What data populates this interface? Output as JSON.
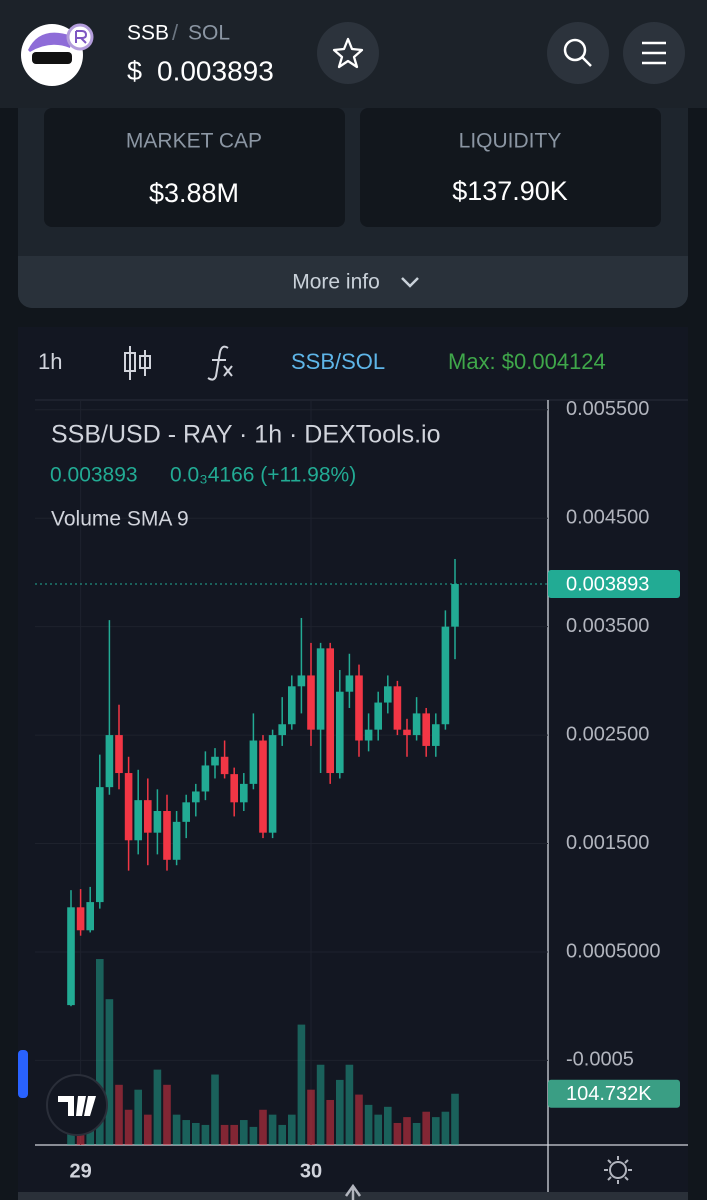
{
  "header": {
    "base": "SSB",
    "separator": "/",
    "quote": "SOL",
    "currency": "$",
    "price": "0.003893"
  },
  "stats": {
    "market_cap_label": "MARKET CAP",
    "market_cap": "$3.88M",
    "liquidity_label": "LIQUIDITY",
    "liquidity": "$137.90K",
    "more_info": "More info"
  },
  "toolbar": {
    "interval": "1h",
    "pair": "SSB/SOL",
    "max": "Max: $0.004124"
  },
  "chart_data": {
    "type": "candlestick",
    "legend": {
      "title": "SSB/USD - RAY · 1h · DEXTools.io",
      "close": "0.003893",
      "change": "0.0₃4166 (+11.98%)",
      "indicator": "Volume SMA 9"
    },
    "categories": [
      null,
      "29",
      null,
      null,
      null,
      null,
      null,
      null,
      null,
      null,
      null,
      null,
      null,
      null,
      null,
      null,
      null,
      null,
      null,
      null,
      null,
      null,
      null,
      null,
      null,
      "30",
      null,
      null,
      null,
      null,
      null,
      null,
      null,
      null,
      null,
      null,
      null,
      null,
      null,
      null,
      null
    ],
    "ohlc": [
      [
        1e-05,
        0.00107,
        0,
        0.000912
      ],
      [
        0.000912,
        0.00108,
        0.00065,
        0.0007
      ],
      [
        0.0007,
        0.0011,
        0.00068,
        0.00096
      ],
      [
        0.00096,
        0.00232,
        0.0009,
        0.00202
      ],
      [
        0.00202,
        0.00356,
        0.00195,
        0.0025
      ],
      [
        0.0025,
        0.00278,
        0.002,
        0.00215
      ],
      [
        0.00215,
        0.0023,
        0.00125,
        0.00153
      ],
      [
        0.00153,
        0.00218,
        0.0014,
        0.0019
      ],
      [
        0.0019,
        0.0021,
        0.0013,
        0.0016
      ],
      [
        0.0016,
        0.002,
        0.0014,
        0.0018
      ],
      [
        0.0018,
        0.00195,
        0.00125,
        0.00135
      ],
      [
        0.00135,
        0.0018,
        0.0013,
        0.0017
      ],
      [
        0.0017,
        0.00195,
        0.00155,
        0.00188
      ],
      [
        0.00188,
        0.00205,
        0.00175,
        0.00198
      ],
      [
        0.00198,
        0.00235,
        0.0019,
        0.00222
      ],
      [
        0.00222,
        0.00238,
        0.0021,
        0.0023
      ],
      [
        0.0023,
        0.00245,
        0.0021,
        0.00214
      ],
      [
        0.00214,
        0.0022,
        0.00175,
        0.00188
      ],
      [
        0.00188,
        0.00215,
        0.0018,
        0.00205
      ],
      [
        0.00205,
        0.0027,
        0.002,
        0.00245
      ],
      [
        0.00245,
        0.0025,
        0.00155,
        0.0016
      ],
      [
        0.0016,
        0.00255,
        0.00155,
        0.0025
      ],
      [
        0.0025,
        0.00285,
        0.0024,
        0.0026
      ],
      [
        0.0026,
        0.00305,
        0.00255,
        0.00295
      ],
      [
        0.00295,
        0.00358,
        0.0027,
        0.00305
      ],
      [
        0.00305,
        0.00335,
        0.0024,
        0.00255
      ],
      [
        0.00255,
        0.00335,
        0.00215,
        0.0033
      ],
      [
        0.0033,
        0.00335,
        0.00205,
        0.00215
      ],
      [
        0.00215,
        0.0031,
        0.0021,
        0.0029
      ],
      [
        0.0029,
        0.00325,
        0.00275,
        0.00305
      ],
      [
        0.00305,
        0.00315,
        0.0023,
        0.00245
      ],
      [
        0.00245,
        0.0027,
        0.00235,
        0.00255
      ],
      [
        0.00255,
        0.0029,
        0.00245,
        0.0028
      ],
      [
        0.0028,
        0.00305,
        0.0027,
        0.00295
      ],
      [
        0.00295,
        0.003,
        0.0025,
        0.00255
      ],
      [
        0.00255,
        0.00265,
        0.0023,
        0.0025
      ],
      [
        0.0025,
        0.00285,
        0.00245,
        0.0027
      ],
      [
        0.0027,
        0.00275,
        0.0023,
        0.0024
      ],
      [
        0.0024,
        0.0027,
        0.0023,
        0.0026
      ],
      [
        0.0026,
        0.00365,
        0.00255,
        0.0035
      ],
      [
        0.0035,
        0.004124,
        0.0032,
        0.003893
      ]
    ],
    "volume": [
      62000,
      103000,
      123000,
      380000,
      298000,
      123000,
      72000,
      113000,
      62000,
      154000,
      123000,
      62000,
      51000,
      45000,
      41000,
      144000,
      41000,
      41000,
      51000,
      37000,
      72000,
      62000,
      41000,
      62000,
      246000,
      113000,
      164000,
      92000,
      133000,
      164000,
      103000,
      82000,
      62000,
      78000,
      45000,
      57000,
      45000,
      68000,
      57000,
      68000,
      104732
    ],
    "volume_last_label": "104.732K",
    "volume_lim": [
      0,
      470000
    ],
    "last_price": 0.003893,
    "ylim": [
      -0.00128,
      0.00559
    ],
    "yticks": [
      {
        "value": 0.0055,
        "label": "0.005500"
      },
      {
        "value": 0.0045,
        "label": "0.004500"
      },
      {
        "value": 0.0035,
        "label": "0.003500"
      },
      {
        "value": 0.0025,
        "label": "0.002500"
      },
      {
        "value": 0.0015,
        "label": "0.001500"
      },
      {
        "value": 0.0005,
        "label": "0.0005000"
      },
      -0.0005
    ],
    "up_color": "#22ab94",
    "down_color": "#f23645",
    "grid": true
  }
}
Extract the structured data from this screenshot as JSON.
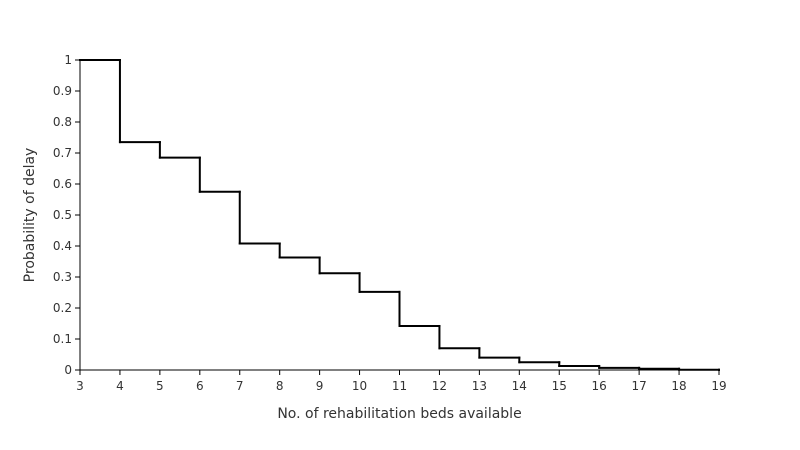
{
  "chart_data": {
    "type": "line",
    "step": "post",
    "title": "",
    "xlabel": "No. of rehabilitation beds available",
    "ylabel": "Probability of delay",
    "xlim": [
      3,
      19
    ],
    "ylim": [
      0,
      1
    ],
    "x_ticks": [
      "3",
      "4",
      "5",
      "6",
      "7",
      "8",
      "9",
      "10",
      "11",
      "12",
      "13",
      "14",
      "15",
      "16",
      "17",
      "18",
      "19"
    ],
    "y_ticks": [
      "0",
      "0.1",
      "0.2",
      "0.3",
      "0.4",
      "0.5",
      "0.6",
      "0.7",
      "0.8",
      "0.9",
      "1"
    ],
    "grid": false,
    "legend": "none",
    "line_color": "#000000",
    "series": [
      {
        "x": [
          3,
          4,
          5,
          6,
          7,
          8,
          9,
          10,
          11,
          12,
          13,
          14,
          15,
          16,
          17,
          18,
          19
        ],
        "y": [
          1.0,
          0.735,
          0.685,
          0.575,
          0.408,
          0.363,
          0.312,
          0.252,
          0.142,
          0.07,
          0.04,
          0.025,
          0.013,
          0.007,
          0.004,
          0.001,
          0.0
        ]
      }
    ]
  }
}
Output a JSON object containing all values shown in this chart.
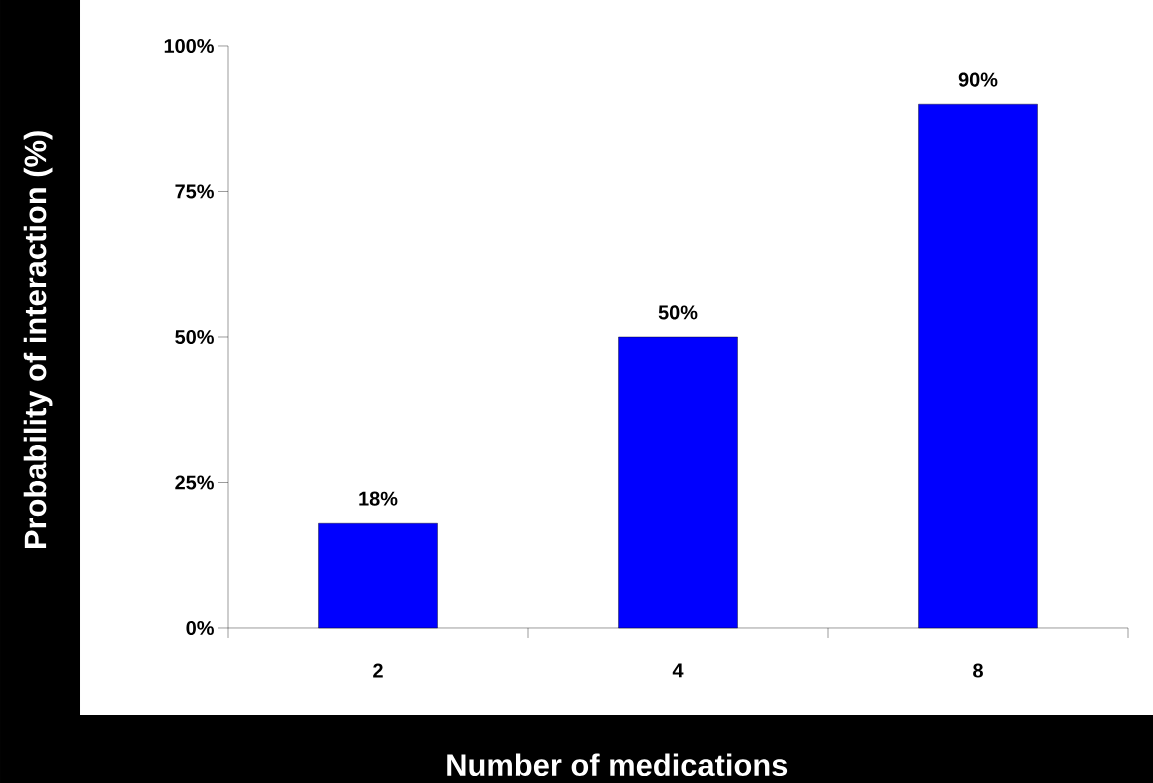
{
  "chart_data": {
    "type": "bar",
    "xlabel": "Number of medications",
    "ylabel": "Probability of interaction (%)",
    "categories": [
      "2",
      "4",
      "8"
    ],
    "values": [
      18,
      50,
      90
    ],
    "value_labels": [
      "18%",
      "50%",
      "90%"
    ],
    "color": "#0000ff",
    "ylim": [
      0,
      100
    ],
    "yticks": [
      {
        "value": 0,
        "label": "0%"
      },
      {
        "value": 25,
        "label": "25%"
      },
      {
        "value": 50,
        "label": "50%"
      },
      {
        "value": 75,
        "label": "75%"
      },
      {
        "value": 100,
        "label": "100%"
      }
    ],
    "grid": false
  }
}
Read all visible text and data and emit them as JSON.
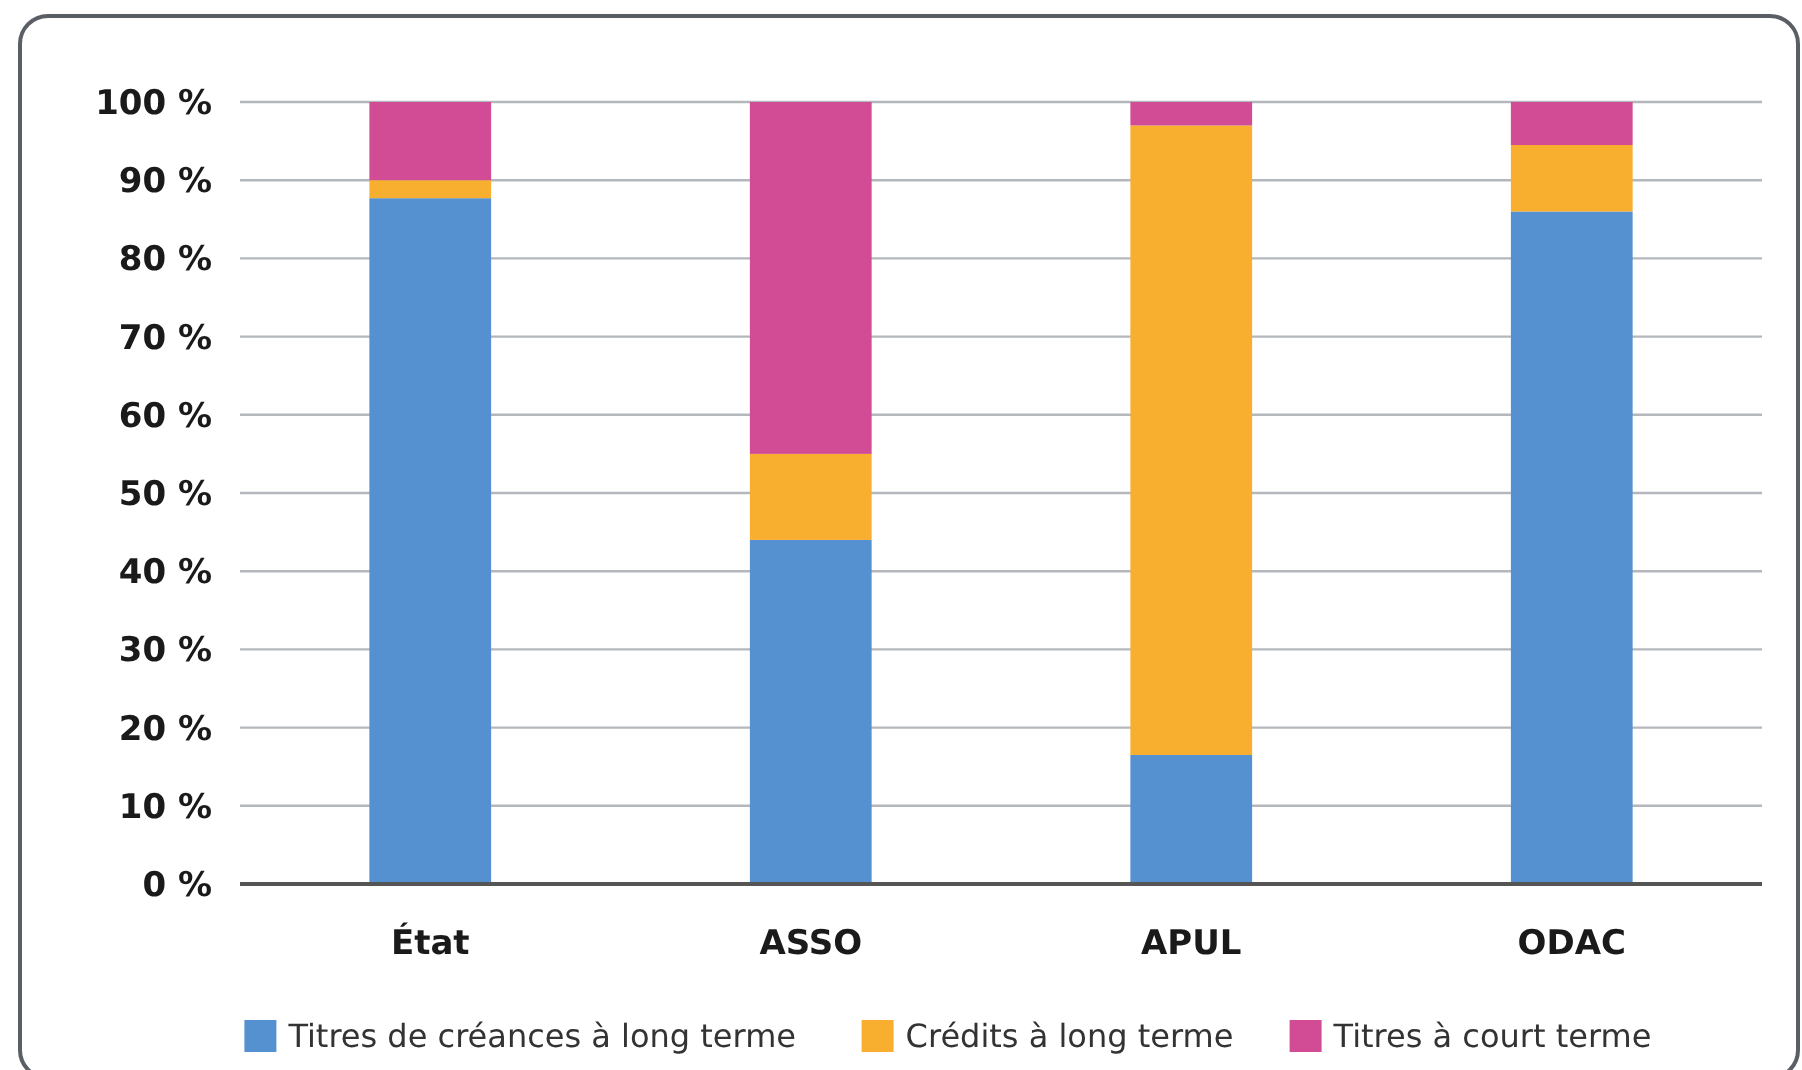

----

Transcribe the records above exactly, omitting every picture they contain.

> **The response**
What data populates this interface? Output as JSON.
{
  "header": {
    "base": "SSB",
    "separator": "/",
    "quote": "SOL",
    "currency": "$",
    "price": "0.003893"
  },
  "stats": {
    "market_cap_label": "MARKET CAP",
    "market_cap": "$3.88M",
    "liquidity_label": "LIQUIDITY",
    "liquidity": "$137.90K",
    "more_info": "More info"
  },
  "toolbar": {
    "interval": "1h",
    "pair": "SSB/SOL",
    "max": "Max: $0.004124"
  },
  "chart_data": {
    "type": "candlestick",
    "legend": {
      "title": "SSB/USD - RAY · 1h · DEXTools.io",
      "close": "0.003893",
      "change": "0.0₃4166 (+11.98%)",
      "indicator": "Volume SMA 9"
    },
    "categories": [
      null,
      "29",
      null,
      null,
      null,
      null,
      null,
      null,
      null,
      null,
      null,
      null,
      null,
      null,
      null,
      null,
      null,
      null,
      null,
      null,
      null,
      null,
      null,
      null,
      null,
      "30",
      null,
      null,
      null,
      null,
      null,
      null,
      null,
      null,
      null,
      null,
      null,
      null,
      null,
      null,
      null
    ],
    "ohlc": [
      [
        1e-05,
        0.00107,
        0,
        0.000912
      ],
      [
        0.000912,
        0.00108,
        0.00065,
        0.0007
      ],
      [
        0.0007,
        0.0011,
        0.00068,
        0.00096
      ],
      [
        0.00096,
        0.00232,
        0.0009,
        0.00202
      ],
      [
        0.00202,
        0.00356,
        0.00195,
        0.0025
      ],
      [
        0.0025,
        0.00278,
        0.002,
        0.00215
      ],
      [
        0.00215,
        0.0023,
        0.00125,
        0.00153
      ],
      [
        0.00153,
        0.00218,
        0.0014,
        0.0019
      ],
      [
        0.0019,
        0.0021,
        0.0013,
        0.0016
      ],
      [
        0.0016,
        0.002,
        0.0014,
        0.0018
      ],
      [
        0.0018,
        0.00195,
        0.00125,
        0.00135
      ],
      [
        0.00135,
        0.0018,
        0.0013,
        0.0017
      ],
      [
        0.0017,
        0.00195,
        0.00155,
        0.00188
      ],
      [
        0.00188,
        0.00205,
        0.00175,
        0.00198
      ],
      [
        0.00198,
        0.00235,
        0.0019,
        0.00222
      ],
      [
        0.00222,
        0.00238,
        0.0021,
        0.0023
      ],
      [
        0.0023,
        0.00245,
        0.0021,
        0.00214
      ],
      [
        0.00214,
        0.0022,
        0.00175,
        0.00188
      ],
      [
        0.00188,
        0.00215,
        0.0018,
        0.00205
      ],
      [
        0.00205,
        0.0027,
        0.002,
        0.00245
      ],
      [
        0.00245,
        0.0025,
        0.00155,
        0.0016
      ],
      [
        0.0016,
        0.00255,
        0.00155,
        0.0025
      ],
      [
        0.0025,
        0.00285,
        0.0024,
        0.0026
      ],
      [
        0.0026,
        0.00305,
        0.00255,
        0.00295
      ],
      [
        0.00295,
        0.00358,
        0.0027,
        0.00305
      ],
      [
        0.00305,
        0.00335,
        0.0024,
        0.00255
      ],
      [
        0.00255,
        0.00335,
        0.00215,
        0.0033
      ],
      [
        0.0033,
        0.00335,
        0.00205,
        0.00215
      ],
      [
        0.00215,
        0.0031,
        0.0021,
        0.0029
      ],
      [
        0.0029,
        0.00325,
        0.00275,
        0.00305
      ],
      [
        0.00305,
        0.00315,
        0.0023,
        0.00245
      ],
      [
        0.00245,
        0.0027,
        0.00235,
        0.00255
      ],
      [
        0.00255,
        0.0029,
        0.00245,
        0.0028
      ],
      [
        0.0028,
        0.00305,
        0.0027,
        0.00295
      ],
      [
        0.00295,
        0.003,
        0.0025,
        0.00255
      ],
      [
        0.00255,
        0.00265,
        0.0023,
        0.0025
      ],
      [
        0.0025,
        0.00285,
        0.00245,
        0.0027
      ],
      [
        0.0027,
        0.00275,
        0.0023,
        0.0024
      ],
      [
        0.0024,
        0.0027,
        0.0023,
        0.0026
      ],
      [
        0.0026,
        0.00365,
        0.00255,
        0.0035
      ],
      [
        0.0035,
        0.004124,
        0.0032,
        0.003893
      ]
    ],
    "volume": [
      62000,
      103000,
      123000,
      380000,
      298000,
      123000,
      72000,
      113000,
      62000,
      154000,
      123000,
      62000,
      51000,
      45000,
      41000,
      144000,
      41000,
      41000,
      51000,
      37000,
      72000,
      62000,
      41000,
      62000,
      246000,
      113000,
      164000,
      92000,
      133000,
      164000,
      103000,
      82000,
      62000,
      78000,
      45000,
      57000,
      45000,
      68000,
      57000,
      68000,
      104732
    ],
    "volume_last_label": "104.732K",
    "volume_lim": [
      0,
      470000
    ],
    "last_price": 0.003893,
    "ylim": [
      -0.00128,
      0.00559
    ],
    "yticks": [
      {
        "value": 0.0055,
        "label": "0.005500"
      },
      {
        "value": 0.0045,
        "label": "0.004500"
      },
      {
        "value": 0.0035,
        "label": "0.003500"
      },
      {
        "value": 0.0025,
        "label": "0.002500"
      },
      {
        "value": 0.0015,
        "label": "0.001500"
      },
      {
        "value": 0.0005,
        "label": "0.0005000"
      },
      -0.0005
    ],
    "up_color": "#22ab94",
    "down_color": "#f23645",
    "grid": true
  }
}
Extract the structured data from this screenshot as JSON.
{
  "chart_data": {
    "type": "line",
    "step": "post",
    "title": "",
    "xlabel": "No. of rehabilitation beds available",
    "ylabel": "Probability of delay",
    "xlim": [
      3,
      19
    ],
    "ylim": [
      0,
      1
    ],
    "x_ticks": [
      "3",
      "4",
      "5",
      "6",
      "7",
      "8",
      "9",
      "10",
      "11",
      "12",
      "13",
      "14",
      "15",
      "16",
      "17",
      "18",
      "19"
    ],
    "y_ticks": [
      "0",
      "0.1",
      "0.2",
      "0.3",
      "0.4",
      "0.5",
      "0.6",
      "0.7",
      "0.8",
      "0.9",
      "1"
    ],
    "grid": false,
    "legend": "none",
    "line_color": "#000000",
    "series": [
      {
        "x": [
          3,
          4,
          5,
          6,
          7,
          8,
          9,
          10,
          11,
          12,
          13,
          14,
          15,
          16,
          17,
          18,
          19
        ],
        "y": [
          1.0,
          0.735,
          0.685,
          0.575,
          0.408,
          0.363,
          0.312,
          0.252,
          0.142,
          0.07,
          0.04,
          0.025,
          0.013,
          0.007,
          0.004,
          0.001,
          0.0
        ]
      }
    ]
  }
}
Output a JSON object containing all values shown in this chart.
{
  "chart_data": {
    "type": "bar",
    "xlabel": "Number of medications",
    "ylabel": "Probability of interaction (%)",
    "categories": [
      "2",
      "4",
      "8"
    ],
    "values": [
      18,
      50,
      90
    ],
    "value_labels": [
      "18%",
      "50%",
      "90%"
    ],
    "color": "#0000ff",
    "ylim": [
      0,
      100
    ],
    "yticks": [
      {
        "value": 0,
        "label": "0%"
      },
      {
        "value": 25,
        "label": "25%"
      },
      {
        "value": 50,
        "label": "50%"
      },
      {
        "value": 75,
        "label": "75%"
      },
      {
        "value": 100,
        "label": "100%"
      }
    ],
    "grid": false
  }
}
Read all visible text and data and emit them as JSON.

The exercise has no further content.